**Supplied data:**

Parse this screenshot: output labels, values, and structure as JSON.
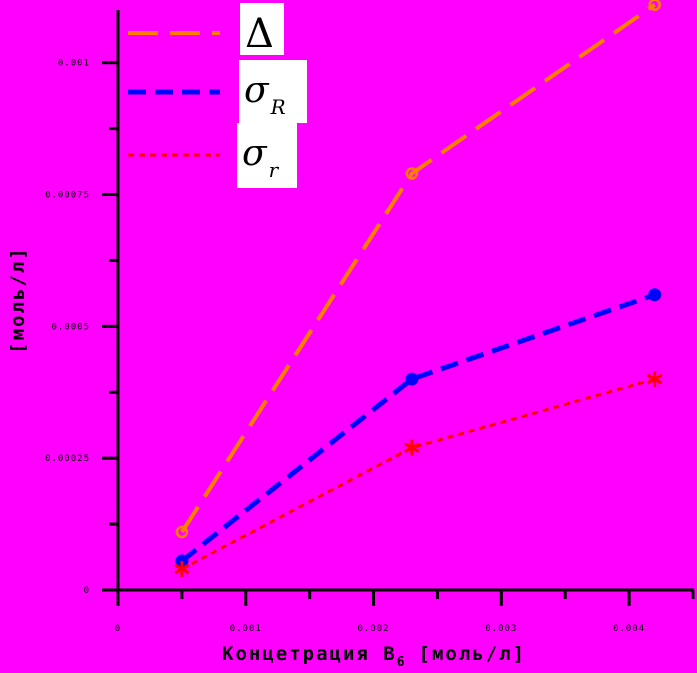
{
  "chart_data": {
    "type": "line",
    "xlabel": "Концетрация B",
    "xlabel_sub": "6",
    "xlabel_unit": "[моль/л]",
    "ylabel": "[моль/л]",
    "xlim": [
      0,
      0.0045
    ],
    "ylim": [
      0,
      0.0011
    ],
    "x_ticks": [
      0,
      0.001,
      0.002,
      0.003,
      0.004
    ],
    "x_tick_labels": [
      "0",
      "0.001",
      "0.002",
      "0.003",
      "0.004"
    ],
    "y_ticks": [
      0,
      0.00025,
      0.0005,
      0.00075,
      0.001
    ],
    "y_tick_labels": [
      "0",
      "0.00025",
      "0.0005",
      "0.00075",
      "0.001"
    ],
    "grid": false,
    "legend_position": "top-left",
    "series": [
      {
        "name": "Δ",
        "symbol": "Δ",
        "subscript": "",
        "color": "#ff8000",
        "dash": "long-dash",
        "marker": "open-circle",
        "x": [
          0.0005,
          0.0023,
          0.0042
        ],
        "y": [
          0.00011,
          0.00079,
          0.00111
        ]
      },
      {
        "name": "σR",
        "symbol": "σ",
        "subscript": "R",
        "color": "#0000ff",
        "dash": "dash",
        "marker": "filled-circle",
        "x": [
          0.0005,
          0.0023,
          0.0042
        ],
        "y": [
          5.5e-05,
          0.0004,
          0.00056
        ]
      },
      {
        "name": "σr",
        "symbol": "σ",
        "subscript": "r",
        "color": "#ff0000",
        "dash": "short-dash",
        "marker": "asterisk",
        "x": [
          0.0005,
          0.0023,
          0.0042
        ],
        "y": [
          4e-05,
          0.00027,
          0.0004
        ]
      }
    ]
  }
}
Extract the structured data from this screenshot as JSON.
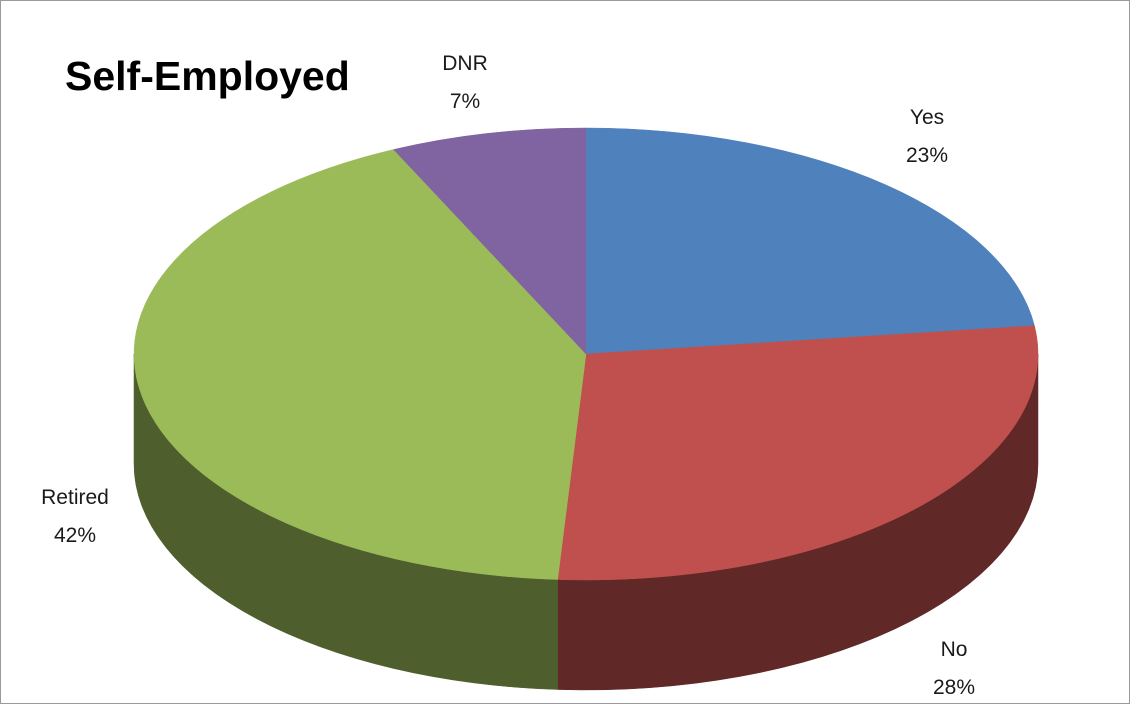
{
  "chart_data": {
    "type": "pie",
    "variant": "3d",
    "title": "Self-Employed",
    "series": [
      {
        "categories": [
          "Yes",
          "No",
          "Retired",
          "DNR"
        ],
        "values": [
          23,
          28,
          42,
          7
        ],
        "value_labels": [
          "23%",
          "28%",
          "42%",
          "7%"
        ]
      }
    ],
    "colors": [
      "#4F81BD",
      "#C0504D",
      "#9BBB59",
      "#8064A2"
    ],
    "legend": "none",
    "data_labels": "category and percentage"
  }
}
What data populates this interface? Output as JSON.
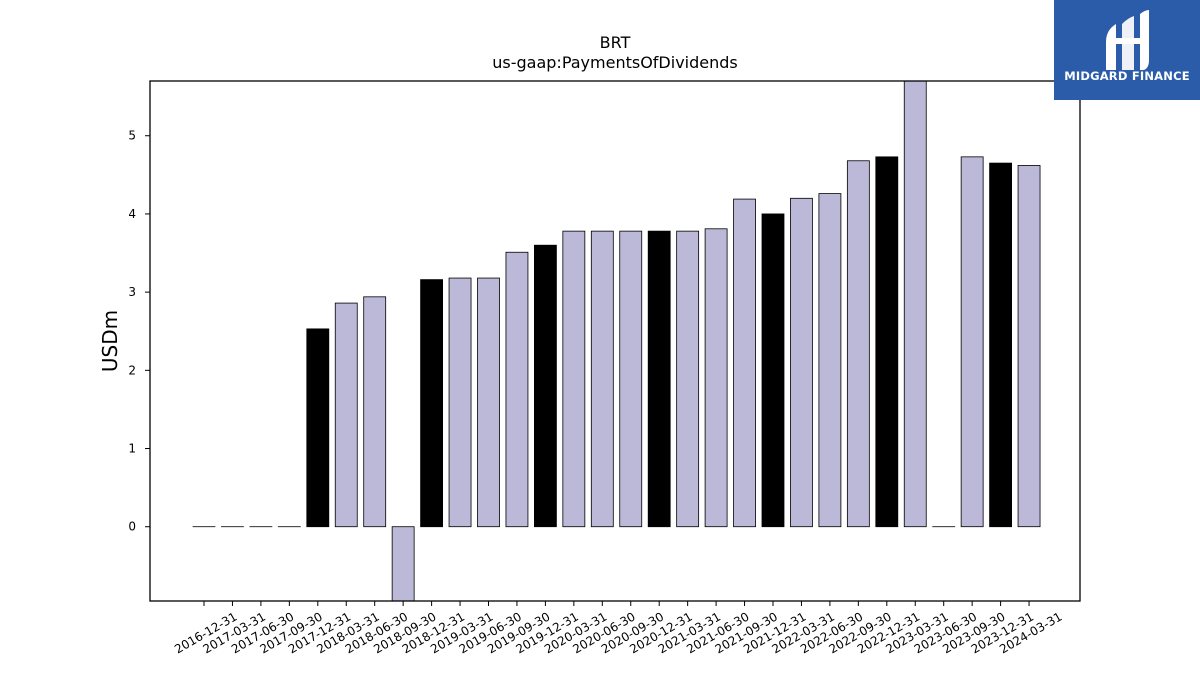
{
  "brand": {
    "name": "MIDGARD FINANCE",
    "bg_color": "#2a5caa",
    "mark_color": "#ffffff"
  },
  "chart_data": {
    "type": "bar",
    "title": "BRT",
    "subtitle": "us-gaap:PaymentsOfDividends",
    "xlabel": "",
    "ylabel": "USDm",
    "ylim": [
      -0.95,
      5.7
    ],
    "yticks": [
      0,
      1,
      2,
      3,
      4,
      5
    ],
    "grid": false,
    "legend": "none",
    "colors": {
      "light": "#bcb8d8",
      "dark": "#000000",
      "edge": "#000000"
    },
    "categories": [
      "2016-12-31",
      "2017-03-31",
      "2017-06-30",
      "2017-09-30",
      "2017-12-31",
      "2018-03-31",
      "2018-06-30",
      "2018-09-30",
      "2018-12-31",
      "2019-03-31",
      "2019-06-30",
      "2019-09-30",
      "2019-12-31",
      "2020-03-31",
      "2020-06-30",
      "2020-09-30",
      "2020-12-31",
      "2021-03-31",
      "2021-06-30",
      "2021-09-30",
      "2021-12-31",
      "2022-03-31",
      "2022-06-30",
      "2022-09-30",
      "2022-12-31",
      "2023-03-31",
      "2023-06-30",
      "2023-09-30",
      "2023-12-31",
      "2024-03-31"
    ],
    "values": [
      0,
      0,
      0,
      0,
      2.53,
      2.86,
      2.94,
      -1.05,
      3.16,
      3.18,
      3.18,
      3.51,
      3.6,
      3.78,
      3.78,
      3.78,
      3.78,
      3.78,
      3.81,
      4.19,
      4.0,
      4.2,
      4.26,
      4.68,
      4.73,
      5.8,
      0,
      4.73,
      4.65,
      4.62
    ],
    "bar_colors": [
      "light",
      "light",
      "light",
      "light",
      "dark",
      "light",
      "light",
      "light",
      "dark",
      "light",
      "light",
      "light",
      "dark",
      "light",
      "light",
      "light",
      "dark",
      "light",
      "light",
      "light",
      "dark",
      "light",
      "light",
      "light",
      "dark",
      "light",
      "light",
      "light",
      "dark",
      "light"
    ]
  }
}
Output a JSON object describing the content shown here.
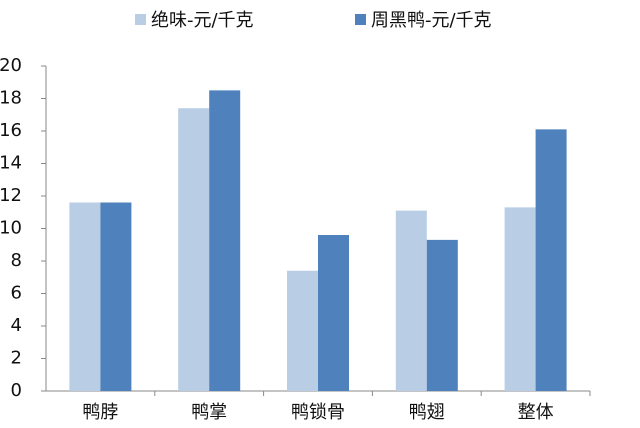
{
  "chart_data": {
    "type": "bar",
    "categories": [
      "鸭脖",
      "鸭掌",
      "鸭锁骨",
      "鸭翅",
      "整体"
    ],
    "series": [
      {
        "name": "绝味-元/千克",
        "color": "#b9cde5",
        "values": [
          11.6,
          17.4,
          7.4,
          11.1,
          11.3
        ]
      },
      {
        "name": "周黑鸭-元/千克",
        "color": "#4f81bd",
        "values": [
          11.6,
          18.5,
          9.6,
          9.3,
          16.1
        ]
      }
    ],
    "ylim": [
      0,
      20
    ],
    "yticks": [
      0,
      2,
      4,
      6,
      8,
      10,
      12,
      14,
      16,
      18,
      20
    ],
    "grid": false
  }
}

**Required work:** Pictures are to be left out; all else in the entries above is to be quoted exactly.

**Exercise solution:**
Parse this screenshot: output labels, values, and structure as JSON.
{
  "chart_data": {
    "type": "line",
    "xlabel": "Концетрация B",
    "xlabel_sub": "6",
    "xlabel_unit": "[моль/л]",
    "ylabel": "[моль/л]",
    "xlim": [
      0,
      0.0045
    ],
    "ylim": [
      0,
      0.0011
    ],
    "x_ticks": [
      0,
      0.001,
      0.002,
      0.003,
      0.004
    ],
    "x_tick_labels": [
      "0",
      "0.001",
      "0.002",
      "0.003",
      "0.004"
    ],
    "y_ticks": [
      0,
      0.00025,
      0.0005,
      0.00075,
      0.001
    ],
    "y_tick_labels": [
      "0",
      "0.00025",
      "0.0005",
      "0.00075",
      "0.001"
    ],
    "grid": false,
    "legend_position": "top-left",
    "series": [
      {
        "name": "Δ",
        "symbol": "Δ",
        "subscript": "",
        "color": "#ff8000",
        "dash": "long-dash",
        "marker": "open-circle",
        "x": [
          0.0005,
          0.0023,
          0.0042
        ],
        "y": [
          0.00011,
          0.00079,
          0.00111
        ]
      },
      {
        "name": "σR",
        "symbol": "σ",
        "subscript": "R",
        "color": "#0000ff",
        "dash": "dash",
        "marker": "filled-circle",
        "x": [
          0.0005,
          0.0023,
          0.0042
        ],
        "y": [
          5.5e-05,
          0.0004,
          0.00056
        ]
      },
      {
        "name": "σr",
        "symbol": "σ",
        "subscript": "r",
        "color": "#ff0000",
        "dash": "short-dash",
        "marker": "asterisk",
        "x": [
          0.0005,
          0.0023,
          0.0042
        ],
        "y": [
          4e-05,
          0.00027,
          0.0004
        ]
      }
    ]
  }
}
Extract the structured data from this screenshot as JSON.
{
  "chart_data": {
    "type": "pie",
    "variant": "3d",
    "title": "Self-Employed",
    "series": [
      {
        "categories": [
          "Yes",
          "No",
          "Retired",
          "DNR"
        ],
        "values": [
          23,
          28,
          42,
          7
        ],
        "value_labels": [
          "23%",
          "28%",
          "42%",
          "7%"
        ]
      }
    ],
    "colors": [
      "#4F81BD",
      "#C0504D",
      "#9BBB59",
      "#8064A2"
    ],
    "legend": "none",
    "data_labels": "category and percentage"
  }
}
What data populates this interface? Output as JSON.
{
  "brand": {
    "name": "MIDGARD FINANCE",
    "bg_color": "#2a5caa",
    "mark_color": "#ffffff"
  },
  "chart_data": {
    "type": "bar",
    "title": "BRT",
    "subtitle": "us-gaap:PaymentsOfDividends",
    "xlabel": "",
    "ylabel": "USDm",
    "ylim": [
      -0.95,
      5.7
    ],
    "yticks": [
      0,
      1,
      2,
      3,
      4,
      5
    ],
    "grid": false,
    "legend": "none",
    "colors": {
      "light": "#bcb8d8",
      "dark": "#000000",
      "edge": "#000000"
    },
    "categories": [
      "2016-12-31",
      "2017-03-31",
      "2017-06-30",
      "2017-09-30",
      "2017-12-31",
      "2018-03-31",
      "2018-06-30",
      "2018-09-30",
      "2018-12-31",
      "2019-03-31",
      "2019-06-30",
      "2019-09-30",
      "2019-12-31",
      "2020-03-31",
      "2020-06-30",
      "2020-09-30",
      "2020-12-31",
      "2021-03-31",
      "2021-06-30",
      "2021-09-30",
      "2021-12-31",
      "2022-03-31",
      "2022-06-30",
      "2022-09-30",
      "2022-12-31",
      "2023-03-31",
      "2023-06-30",
      "2023-09-30",
      "2023-12-31",
      "2024-03-31"
    ],
    "values": [
      0,
      0,
      0,
      0,
      2.53,
      2.86,
      2.94,
      -1.05,
      3.16,
      3.18,
      3.18,
      3.51,
      3.6,
      3.78,
      3.78,
      3.78,
      3.78,
      3.78,
      3.81,
      4.19,
      4.0,
      4.2,
      4.26,
      4.68,
      4.73,
      5.8,
      0,
      4.73,
      4.65,
      4.62
    ],
    "bar_colors": [
      "light",
      "light",
      "light",
      "light",
      "dark",
      "light",
      "light",
      "light",
      "dark",
      "light",
      "light",
      "light",
      "dark",
      "light",
      "light",
      "light",
      "dark",
      "light",
      "light",
      "light",
      "dark",
      "light",
      "light",
      "light",
      "dark",
      "light",
      "light",
      "light",
      "dark",
      "light"
    ]
  }
}
Output a JSON object describing the content shown here.
{
  "chart_data": {
    "type": "bar",
    "categories": [
      "鸭脖",
      "鸭掌",
      "鸭锁骨",
      "鸭翅",
      "整体"
    ],
    "series": [
      {
        "name": "绝味-元/千克",
        "color": "#b9cde5",
        "values": [
          11.6,
          17.4,
          7.4,
          11.1,
          11.3
        ]
      },
      {
        "name": "周黑鸭-元/千克",
        "color": "#4f81bd",
        "values": [
          11.6,
          18.5,
          9.6,
          9.3,
          16.1
        ]
      }
    ],
    "ylim": [
      0,
      20
    ],
    "yticks": [
      0,
      2,
      4,
      6,
      8,
      10,
      12,
      14,
      16,
      18,
      20
    ],
    "grid": false
  }
}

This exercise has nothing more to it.